The request -
The records below are split into lines. How many of those lines contain the string "самолета"? Reply with the number only.

Dataset content -
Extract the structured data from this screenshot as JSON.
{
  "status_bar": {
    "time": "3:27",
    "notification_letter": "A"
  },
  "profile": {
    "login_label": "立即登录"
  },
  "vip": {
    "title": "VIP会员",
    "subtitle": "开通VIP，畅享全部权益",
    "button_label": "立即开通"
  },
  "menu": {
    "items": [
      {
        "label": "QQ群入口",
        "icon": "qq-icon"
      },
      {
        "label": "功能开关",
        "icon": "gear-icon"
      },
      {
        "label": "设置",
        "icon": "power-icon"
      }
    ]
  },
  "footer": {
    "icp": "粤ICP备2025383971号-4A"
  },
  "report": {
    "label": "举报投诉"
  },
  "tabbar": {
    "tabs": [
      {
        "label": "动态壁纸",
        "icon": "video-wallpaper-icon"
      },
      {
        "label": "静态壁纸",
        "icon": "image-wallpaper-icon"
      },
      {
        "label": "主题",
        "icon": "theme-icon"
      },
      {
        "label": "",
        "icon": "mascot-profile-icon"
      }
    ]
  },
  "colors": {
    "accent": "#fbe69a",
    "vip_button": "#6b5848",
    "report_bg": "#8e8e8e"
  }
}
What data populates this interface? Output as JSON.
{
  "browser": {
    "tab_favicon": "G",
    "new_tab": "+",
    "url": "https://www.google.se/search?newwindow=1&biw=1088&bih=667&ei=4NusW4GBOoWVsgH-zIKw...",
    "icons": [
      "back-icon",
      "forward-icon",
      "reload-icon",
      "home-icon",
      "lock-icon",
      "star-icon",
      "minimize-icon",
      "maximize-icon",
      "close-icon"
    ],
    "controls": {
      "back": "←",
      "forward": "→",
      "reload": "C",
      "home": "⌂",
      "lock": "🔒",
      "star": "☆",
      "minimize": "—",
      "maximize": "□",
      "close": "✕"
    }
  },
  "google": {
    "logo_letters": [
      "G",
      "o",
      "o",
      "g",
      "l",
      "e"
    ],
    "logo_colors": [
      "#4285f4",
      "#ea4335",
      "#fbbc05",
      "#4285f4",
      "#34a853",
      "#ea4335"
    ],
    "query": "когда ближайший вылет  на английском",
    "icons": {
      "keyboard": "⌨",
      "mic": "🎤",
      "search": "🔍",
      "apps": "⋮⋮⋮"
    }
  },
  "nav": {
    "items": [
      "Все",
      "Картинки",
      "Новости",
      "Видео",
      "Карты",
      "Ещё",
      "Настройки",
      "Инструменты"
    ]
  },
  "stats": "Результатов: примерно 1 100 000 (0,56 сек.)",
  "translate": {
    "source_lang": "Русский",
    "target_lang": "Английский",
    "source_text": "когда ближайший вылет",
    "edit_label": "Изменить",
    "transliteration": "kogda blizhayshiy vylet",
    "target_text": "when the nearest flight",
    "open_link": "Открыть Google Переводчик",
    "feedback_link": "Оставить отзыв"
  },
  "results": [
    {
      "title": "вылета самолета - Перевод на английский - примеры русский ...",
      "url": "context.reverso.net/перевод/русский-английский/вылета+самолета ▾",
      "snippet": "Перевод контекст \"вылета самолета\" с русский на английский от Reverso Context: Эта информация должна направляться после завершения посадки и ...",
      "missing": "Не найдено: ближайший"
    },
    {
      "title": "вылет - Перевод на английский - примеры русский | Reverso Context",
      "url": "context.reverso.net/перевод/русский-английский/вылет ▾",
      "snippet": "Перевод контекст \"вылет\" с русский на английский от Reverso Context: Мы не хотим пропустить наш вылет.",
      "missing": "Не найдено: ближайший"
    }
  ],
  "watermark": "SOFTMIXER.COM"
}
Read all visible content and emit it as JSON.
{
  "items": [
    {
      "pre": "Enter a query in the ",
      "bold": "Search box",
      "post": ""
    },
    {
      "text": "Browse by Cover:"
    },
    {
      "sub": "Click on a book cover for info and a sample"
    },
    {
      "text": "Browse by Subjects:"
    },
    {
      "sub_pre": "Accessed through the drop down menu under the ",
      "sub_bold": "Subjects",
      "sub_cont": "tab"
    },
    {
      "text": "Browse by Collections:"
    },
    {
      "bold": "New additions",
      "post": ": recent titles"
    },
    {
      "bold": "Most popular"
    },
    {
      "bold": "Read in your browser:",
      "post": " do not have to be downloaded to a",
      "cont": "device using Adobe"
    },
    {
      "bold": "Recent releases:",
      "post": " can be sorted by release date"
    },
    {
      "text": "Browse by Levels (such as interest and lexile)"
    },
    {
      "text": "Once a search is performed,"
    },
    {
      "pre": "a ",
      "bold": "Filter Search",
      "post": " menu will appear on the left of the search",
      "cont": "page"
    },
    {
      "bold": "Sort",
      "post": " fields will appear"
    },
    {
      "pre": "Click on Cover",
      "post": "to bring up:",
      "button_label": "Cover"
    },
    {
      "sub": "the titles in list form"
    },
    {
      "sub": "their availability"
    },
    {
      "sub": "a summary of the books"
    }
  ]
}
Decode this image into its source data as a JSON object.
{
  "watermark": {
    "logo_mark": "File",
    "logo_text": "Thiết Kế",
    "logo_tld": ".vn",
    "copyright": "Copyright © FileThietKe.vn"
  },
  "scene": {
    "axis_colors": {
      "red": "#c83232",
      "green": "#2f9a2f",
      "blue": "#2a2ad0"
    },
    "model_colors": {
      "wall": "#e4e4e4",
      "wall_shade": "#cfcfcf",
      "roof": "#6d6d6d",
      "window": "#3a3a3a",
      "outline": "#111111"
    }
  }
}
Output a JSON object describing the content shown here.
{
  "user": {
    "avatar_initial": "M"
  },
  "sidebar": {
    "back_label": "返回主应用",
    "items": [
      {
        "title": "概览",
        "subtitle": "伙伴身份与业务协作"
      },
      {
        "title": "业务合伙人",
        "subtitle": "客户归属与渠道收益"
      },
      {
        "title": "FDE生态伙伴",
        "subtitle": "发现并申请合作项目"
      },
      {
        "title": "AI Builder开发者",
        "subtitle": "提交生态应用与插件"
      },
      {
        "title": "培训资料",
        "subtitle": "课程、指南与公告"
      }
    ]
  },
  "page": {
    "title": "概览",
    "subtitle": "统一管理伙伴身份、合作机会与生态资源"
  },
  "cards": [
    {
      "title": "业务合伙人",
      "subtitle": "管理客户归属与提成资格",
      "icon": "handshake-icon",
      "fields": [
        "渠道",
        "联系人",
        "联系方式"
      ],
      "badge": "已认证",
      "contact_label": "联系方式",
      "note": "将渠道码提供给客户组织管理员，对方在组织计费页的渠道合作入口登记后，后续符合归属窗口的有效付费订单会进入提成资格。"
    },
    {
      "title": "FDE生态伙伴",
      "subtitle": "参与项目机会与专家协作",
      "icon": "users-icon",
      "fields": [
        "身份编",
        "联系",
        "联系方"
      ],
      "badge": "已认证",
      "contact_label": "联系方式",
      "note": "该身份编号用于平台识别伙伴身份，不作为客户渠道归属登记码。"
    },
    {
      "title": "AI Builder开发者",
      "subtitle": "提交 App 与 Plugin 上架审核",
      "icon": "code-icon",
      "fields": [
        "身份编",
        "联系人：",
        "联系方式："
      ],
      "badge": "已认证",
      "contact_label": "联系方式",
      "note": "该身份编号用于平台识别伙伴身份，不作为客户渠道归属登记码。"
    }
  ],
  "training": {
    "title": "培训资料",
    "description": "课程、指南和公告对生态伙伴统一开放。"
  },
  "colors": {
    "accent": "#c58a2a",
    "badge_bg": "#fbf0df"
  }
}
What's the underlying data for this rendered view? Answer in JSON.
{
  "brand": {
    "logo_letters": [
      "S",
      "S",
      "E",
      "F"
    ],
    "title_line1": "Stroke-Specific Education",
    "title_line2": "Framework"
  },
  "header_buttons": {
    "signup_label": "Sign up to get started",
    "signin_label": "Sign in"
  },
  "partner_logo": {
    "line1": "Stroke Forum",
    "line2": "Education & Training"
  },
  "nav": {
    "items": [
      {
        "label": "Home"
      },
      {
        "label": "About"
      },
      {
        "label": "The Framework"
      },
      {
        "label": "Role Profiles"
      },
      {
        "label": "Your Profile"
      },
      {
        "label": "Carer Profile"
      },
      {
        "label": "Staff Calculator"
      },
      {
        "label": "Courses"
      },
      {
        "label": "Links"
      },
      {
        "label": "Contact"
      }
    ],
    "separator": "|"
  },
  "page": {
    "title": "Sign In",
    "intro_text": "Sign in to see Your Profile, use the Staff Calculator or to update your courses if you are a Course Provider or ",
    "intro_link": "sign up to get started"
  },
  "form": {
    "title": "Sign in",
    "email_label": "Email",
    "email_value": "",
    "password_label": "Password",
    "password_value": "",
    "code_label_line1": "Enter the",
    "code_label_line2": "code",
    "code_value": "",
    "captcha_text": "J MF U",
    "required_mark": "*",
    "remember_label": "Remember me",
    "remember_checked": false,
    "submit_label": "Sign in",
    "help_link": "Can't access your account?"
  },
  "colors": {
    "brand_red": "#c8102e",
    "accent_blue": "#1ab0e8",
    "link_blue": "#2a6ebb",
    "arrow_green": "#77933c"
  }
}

Solution for this exercise -
3